- [Stated task]
In the entries below, find the lines with the word "this" and copy them.

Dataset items
---
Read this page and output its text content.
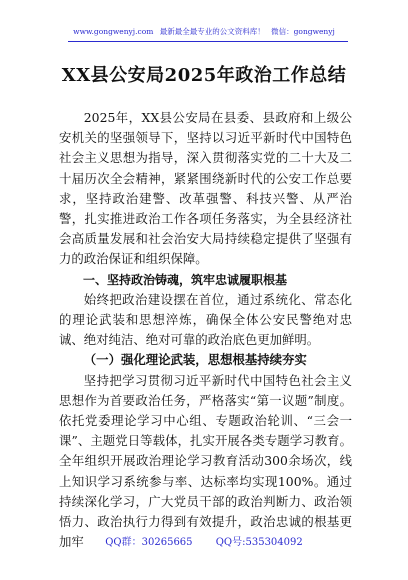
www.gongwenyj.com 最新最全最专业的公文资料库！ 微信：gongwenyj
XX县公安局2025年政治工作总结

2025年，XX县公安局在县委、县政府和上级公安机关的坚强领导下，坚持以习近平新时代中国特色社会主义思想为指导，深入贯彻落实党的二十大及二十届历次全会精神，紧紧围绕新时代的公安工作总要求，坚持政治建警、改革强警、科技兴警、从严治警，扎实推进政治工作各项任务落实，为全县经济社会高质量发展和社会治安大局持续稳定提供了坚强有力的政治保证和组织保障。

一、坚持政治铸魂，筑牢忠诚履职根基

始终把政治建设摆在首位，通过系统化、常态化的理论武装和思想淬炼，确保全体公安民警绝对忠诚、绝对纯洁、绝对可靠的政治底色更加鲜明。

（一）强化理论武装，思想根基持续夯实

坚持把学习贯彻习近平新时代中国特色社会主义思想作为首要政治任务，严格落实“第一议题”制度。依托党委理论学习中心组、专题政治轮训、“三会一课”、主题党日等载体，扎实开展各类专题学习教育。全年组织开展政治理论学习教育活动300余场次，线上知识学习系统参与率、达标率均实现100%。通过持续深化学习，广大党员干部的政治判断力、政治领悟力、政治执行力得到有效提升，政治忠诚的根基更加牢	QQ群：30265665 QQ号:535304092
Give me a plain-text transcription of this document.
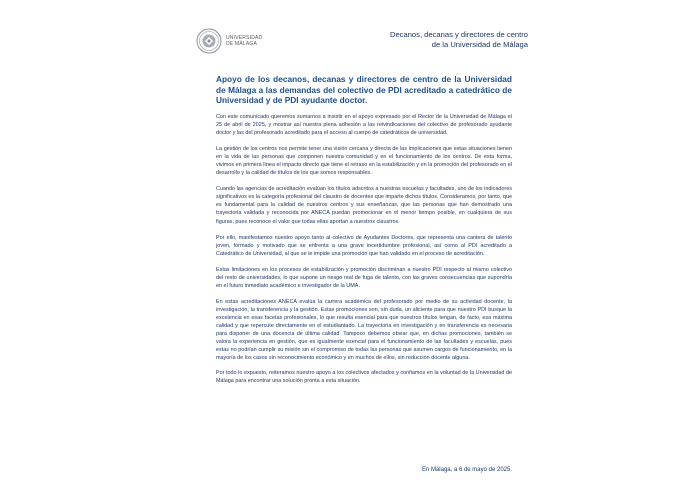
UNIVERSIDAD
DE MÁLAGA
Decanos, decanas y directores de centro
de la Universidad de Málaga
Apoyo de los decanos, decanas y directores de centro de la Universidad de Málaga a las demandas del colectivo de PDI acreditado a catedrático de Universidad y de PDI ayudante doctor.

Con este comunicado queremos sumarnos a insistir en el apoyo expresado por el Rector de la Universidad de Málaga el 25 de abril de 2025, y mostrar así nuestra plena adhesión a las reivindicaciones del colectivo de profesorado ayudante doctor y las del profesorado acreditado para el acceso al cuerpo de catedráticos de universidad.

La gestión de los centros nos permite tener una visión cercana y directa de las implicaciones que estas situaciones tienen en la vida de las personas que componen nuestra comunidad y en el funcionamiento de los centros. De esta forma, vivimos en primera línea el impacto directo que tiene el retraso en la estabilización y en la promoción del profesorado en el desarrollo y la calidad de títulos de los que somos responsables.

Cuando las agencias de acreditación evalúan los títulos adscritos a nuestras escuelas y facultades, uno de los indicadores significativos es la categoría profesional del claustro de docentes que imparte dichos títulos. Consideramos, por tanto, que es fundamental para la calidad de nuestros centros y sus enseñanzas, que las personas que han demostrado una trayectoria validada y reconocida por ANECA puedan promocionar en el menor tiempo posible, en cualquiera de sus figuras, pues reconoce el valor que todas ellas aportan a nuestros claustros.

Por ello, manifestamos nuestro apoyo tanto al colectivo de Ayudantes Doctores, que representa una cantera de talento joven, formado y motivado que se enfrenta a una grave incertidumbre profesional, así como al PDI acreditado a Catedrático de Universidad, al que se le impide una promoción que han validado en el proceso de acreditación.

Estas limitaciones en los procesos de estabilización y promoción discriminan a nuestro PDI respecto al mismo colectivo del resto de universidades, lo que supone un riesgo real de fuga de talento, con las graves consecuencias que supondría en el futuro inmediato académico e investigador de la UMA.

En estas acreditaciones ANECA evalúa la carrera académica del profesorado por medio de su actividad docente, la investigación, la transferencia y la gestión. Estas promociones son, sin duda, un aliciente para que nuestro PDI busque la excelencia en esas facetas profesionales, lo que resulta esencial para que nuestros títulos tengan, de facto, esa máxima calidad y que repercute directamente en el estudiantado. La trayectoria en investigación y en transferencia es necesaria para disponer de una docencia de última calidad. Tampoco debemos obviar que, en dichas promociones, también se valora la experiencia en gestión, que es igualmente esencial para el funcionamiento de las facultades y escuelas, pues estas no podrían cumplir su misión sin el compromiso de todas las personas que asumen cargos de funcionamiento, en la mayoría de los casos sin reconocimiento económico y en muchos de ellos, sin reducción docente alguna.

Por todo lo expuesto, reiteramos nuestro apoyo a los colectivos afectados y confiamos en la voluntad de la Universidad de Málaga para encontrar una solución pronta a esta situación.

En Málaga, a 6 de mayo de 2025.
---
- [Task answer]
Read this page and output its text content.
Give me a plain-text transcription of this document.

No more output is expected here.